Your instructions
Quote, without change, all of the lines that follow.

Source data
#####

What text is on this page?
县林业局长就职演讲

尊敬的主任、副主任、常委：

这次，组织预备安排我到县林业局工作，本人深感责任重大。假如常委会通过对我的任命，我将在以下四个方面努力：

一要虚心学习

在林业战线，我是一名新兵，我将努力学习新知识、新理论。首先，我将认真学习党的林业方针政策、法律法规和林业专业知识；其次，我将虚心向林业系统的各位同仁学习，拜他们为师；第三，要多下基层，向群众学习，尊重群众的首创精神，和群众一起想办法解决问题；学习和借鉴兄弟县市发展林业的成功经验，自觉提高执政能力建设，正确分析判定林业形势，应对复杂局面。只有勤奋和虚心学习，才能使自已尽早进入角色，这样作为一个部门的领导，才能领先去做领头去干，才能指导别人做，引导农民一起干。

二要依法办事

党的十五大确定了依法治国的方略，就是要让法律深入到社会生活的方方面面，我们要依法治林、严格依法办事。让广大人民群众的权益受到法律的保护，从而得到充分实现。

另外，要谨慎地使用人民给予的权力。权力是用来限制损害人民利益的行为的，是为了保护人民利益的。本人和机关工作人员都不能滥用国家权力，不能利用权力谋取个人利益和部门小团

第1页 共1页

#####

Response to the exercise
What text is on this page?
县林业局长就职演讲

尊敬的主任、副主任、常委：

这次，组织预备安排我到县林业局工作，本人深感责任重大。假如常委会通过对我的任命，我将在以下四个方面努力：

一要虚心学习

在林业战线，我是一名新兵，我将努力学习新知识、新理论。首先，我将认真学习党的林业方针政策、法律法规和林业专业知识；其次，我将虚心向林业系统的各位同仁学习，拜他们为师；第三，要多下基层，向群众学习，尊重群众的首创精神，和群众一起想办法解决问题；学习和借鉴兄弟县市发展林业的成功经验，自觉提高执政能力建设，正确分析判定林业形势，应对复杂局面。只有勤奋和虚心学习，才能使自已尽早进入角色，这样作为一个部门的领导，才能领先去做领头去干，才能指导别人做，引导农民一起干。

二要依法办事

党的十五大确定了依法治国的方略，就是要让法律深入到社会生活的方方面面，我们要依法治林、严格依法办事。让广大人民群众的权益受到法律的保护，从而得到充分实现。

另外，要谨慎地使用人民给予的权力。权力是用来限制损害人民利益的行为的，是为了保护人民利益的。本人和机关工作人员都不能滥用国家权力，不能利用权力谋取个人利益和部门小团

第1页 共1页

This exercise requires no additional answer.